(Task prompt): List all lines of the data that include the string "помещений".

## start Given data

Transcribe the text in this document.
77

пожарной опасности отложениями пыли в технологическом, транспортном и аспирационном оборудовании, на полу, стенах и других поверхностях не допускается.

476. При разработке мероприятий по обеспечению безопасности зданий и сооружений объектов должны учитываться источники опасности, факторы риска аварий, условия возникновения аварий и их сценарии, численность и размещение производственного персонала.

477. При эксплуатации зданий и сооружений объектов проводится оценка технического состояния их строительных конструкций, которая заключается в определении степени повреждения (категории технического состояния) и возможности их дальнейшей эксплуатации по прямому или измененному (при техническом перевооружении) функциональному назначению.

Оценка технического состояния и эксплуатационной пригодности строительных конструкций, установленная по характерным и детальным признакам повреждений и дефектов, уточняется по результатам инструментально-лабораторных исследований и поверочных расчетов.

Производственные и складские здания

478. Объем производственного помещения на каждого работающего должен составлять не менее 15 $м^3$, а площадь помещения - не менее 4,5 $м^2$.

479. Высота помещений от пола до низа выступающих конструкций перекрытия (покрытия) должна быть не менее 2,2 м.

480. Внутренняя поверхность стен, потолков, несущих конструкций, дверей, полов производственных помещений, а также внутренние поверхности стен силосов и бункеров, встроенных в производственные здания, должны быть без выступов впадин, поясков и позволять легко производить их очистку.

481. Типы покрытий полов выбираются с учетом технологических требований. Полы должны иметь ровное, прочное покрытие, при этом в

## end Given data

(Response to the task):
479. Высота помещений от пола до низа выступающих конструкций перекрытия (покрытия) должна быть не менее 2,2 м.
480. Внутренняя поверхность стен, потолков, несущих конструкций, дверей, полов производственных помещений, а также внутренние поверхности стен силосов и бункеров, встроенных в производственные здания, должны быть без выступов впадин, поясков и позволять легко производить их очистку.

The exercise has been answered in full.